* **Records from a collection of figures**

☆ ☆ ☆ ☆ ☆ ☆ ☆

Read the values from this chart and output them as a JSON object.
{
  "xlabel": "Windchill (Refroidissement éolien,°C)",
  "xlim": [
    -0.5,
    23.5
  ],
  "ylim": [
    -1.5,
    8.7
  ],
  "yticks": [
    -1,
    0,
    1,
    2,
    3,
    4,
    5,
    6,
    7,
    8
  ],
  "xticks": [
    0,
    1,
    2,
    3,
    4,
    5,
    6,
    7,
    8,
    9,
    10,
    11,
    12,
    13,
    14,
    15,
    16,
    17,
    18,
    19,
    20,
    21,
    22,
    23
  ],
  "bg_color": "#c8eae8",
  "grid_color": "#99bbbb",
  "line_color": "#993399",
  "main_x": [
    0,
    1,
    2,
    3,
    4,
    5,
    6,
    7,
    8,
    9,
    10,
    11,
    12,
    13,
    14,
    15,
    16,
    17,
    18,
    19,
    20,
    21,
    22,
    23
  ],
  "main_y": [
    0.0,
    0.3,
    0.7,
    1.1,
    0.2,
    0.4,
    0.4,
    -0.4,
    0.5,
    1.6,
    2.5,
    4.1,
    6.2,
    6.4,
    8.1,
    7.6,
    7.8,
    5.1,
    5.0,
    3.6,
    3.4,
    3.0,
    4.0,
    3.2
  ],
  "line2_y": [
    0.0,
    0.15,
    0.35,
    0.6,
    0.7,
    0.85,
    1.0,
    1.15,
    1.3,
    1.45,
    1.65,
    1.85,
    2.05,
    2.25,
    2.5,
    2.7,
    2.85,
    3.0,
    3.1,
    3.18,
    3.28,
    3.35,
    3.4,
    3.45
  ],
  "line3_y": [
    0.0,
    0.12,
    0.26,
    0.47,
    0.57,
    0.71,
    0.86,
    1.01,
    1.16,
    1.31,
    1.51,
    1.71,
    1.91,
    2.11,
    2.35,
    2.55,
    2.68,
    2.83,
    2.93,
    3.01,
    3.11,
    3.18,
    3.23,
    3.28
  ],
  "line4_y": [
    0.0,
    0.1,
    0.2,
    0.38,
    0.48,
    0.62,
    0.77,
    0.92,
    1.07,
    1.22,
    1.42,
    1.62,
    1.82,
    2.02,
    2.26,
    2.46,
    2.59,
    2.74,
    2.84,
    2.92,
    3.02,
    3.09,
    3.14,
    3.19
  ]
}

☆ ☆ ☆ ☆ ☆ ☆ ☆

* **Your objective**
Transcribe the material above word for word.

* **Written reply**
Read the values from this chart and output them as a JSON object.
{
  "xlabel": "Windchill (Refroidissement éolien,°C)",
  "xlim": [
    -0.5,
    23.5
  ],
  "ylim": [
    -1.5,
    8.7
  ],
  "yticks": [
    -1,
    0,
    1,
    2,
    3,
    4,
    5,
    6,
    7,
    8
  ],
  "xticks": [
    0,
    1,
    2,
    3,
    4,
    5,
    6,
    7,
    8,
    9,
    10,
    11,
    12,
    13,
    14,
    15,
    16,
    17,
    18,
    19,
    20,
    21,
    22,
    23
  ],
  "bg_color": "#c8eae8",
  "grid_color": "#99bbbb",
  "line_color": "#993399",
  "main_x": [
    0,
    1,
    2,
    3,
    4,
    5,
    6,
    7,
    8,
    9,
    10,
    11,
    12,
    13,
    14,
    15,
    16,
    17,
    18,
    19,
    20,
    21,
    22,
    23
  ],
  "main_y": [
    0.0,
    0.3,
    0.7,
    1.1,
    0.2,
    0.4,
    0.4,
    -0.4,
    0.5,
    1.6,
    2.5,
    4.1,
    6.2,
    6.4,
    8.1,
    7.6,
    7.8,
    5.1,
    5.0,
    3.6,
    3.4,
    3.0,
    4.0,
    3.2
  ],
  "line2_y": [
    0.0,
    0.15,
    0.35,
    0.6,
    0.7,
    0.85,
    1.0,
    1.15,
    1.3,
    1.45,
    1.65,
    1.85,
    2.05,
    2.25,
    2.5,
    2.7,
    2.85,
    3.0,
    3.1,
    3.18,
    3.28,
    3.35,
    3.4,
    3.45
  ],
  "line3_y": [
    0.0,
    0.12,
    0.26,
    0.47,
    0.57,
    0.71,
    0.86,
    1.01,
    1.16,
    1.31,
    1.51,
    1.71,
    1.91,
    2.11,
    2.35,
    2.55,
    2.68,
    2.83,
    2.93,
    3.01,
    3.11,
    3.18,
    3.23,
    3.28
  ],
  "line4_y": [
    0.0,
    0.1,
    0.2,
    0.38,
    0.48,
    0.62,
    0.77,
    0.92,
    1.07,
    1.22,
    1.42,
    1.62,
    1.82,
    2.02,
    2.26,
    2.46,
    2.59,
    2.74,
    2.84,
    2.92,
    3.02,
    3.09,
    3.14,
    3.19
  ]
}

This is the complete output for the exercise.